--- Records for processing ---
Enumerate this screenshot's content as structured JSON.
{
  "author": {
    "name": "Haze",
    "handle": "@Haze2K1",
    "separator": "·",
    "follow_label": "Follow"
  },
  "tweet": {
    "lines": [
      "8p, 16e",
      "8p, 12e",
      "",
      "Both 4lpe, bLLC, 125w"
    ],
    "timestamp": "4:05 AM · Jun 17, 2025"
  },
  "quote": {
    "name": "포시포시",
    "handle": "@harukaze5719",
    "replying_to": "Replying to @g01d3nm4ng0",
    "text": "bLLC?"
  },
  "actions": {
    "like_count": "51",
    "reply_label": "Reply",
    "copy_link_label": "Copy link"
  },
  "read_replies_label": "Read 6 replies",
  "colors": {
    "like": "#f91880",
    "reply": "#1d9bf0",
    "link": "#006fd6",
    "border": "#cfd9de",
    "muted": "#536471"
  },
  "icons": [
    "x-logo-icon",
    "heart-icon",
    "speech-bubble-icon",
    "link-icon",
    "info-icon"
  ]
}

--- Exercise prompt ---
All the data must be duplicated exactly, with nothing added or removed.

--- Result of the exercise ---
Enumerate this screenshot's content as structured JSON.
{
  "author": {
    "name": "Haze",
    "handle": "@Haze2K1",
    "separator": "·",
    "follow_label": "Follow"
  },
  "tweet": {
    "lines": [
      "8p, 16e",
      "8p, 12e",
      "",
      "Both 4lpe, bLLC, 125w"
    ],
    "timestamp": "4:05 AM · Jun 17, 2025"
  },
  "quote": {
    "name": "포시포시",
    "handle": "@harukaze5719",
    "replying_to": "Replying to @g01d3nm4ng0",
    "text": "bLLC?"
  },
  "actions": {
    "like_count": "51",
    "reply_label": "Reply",
    "copy_link_label": "Copy link"
  },
  "read_replies_label": "Read 6 replies",
  "colors": {
    "like": "#f91880",
    "reply": "#1d9bf0",
    "link": "#006fd6",
    "border": "#cfd9de",
    "muted": "#536471"
  },
  "icons": [
    "x-logo-icon",
    "heart-icon",
    "speech-bubble-icon",
    "link-icon",
    "info-icon"
  ]
}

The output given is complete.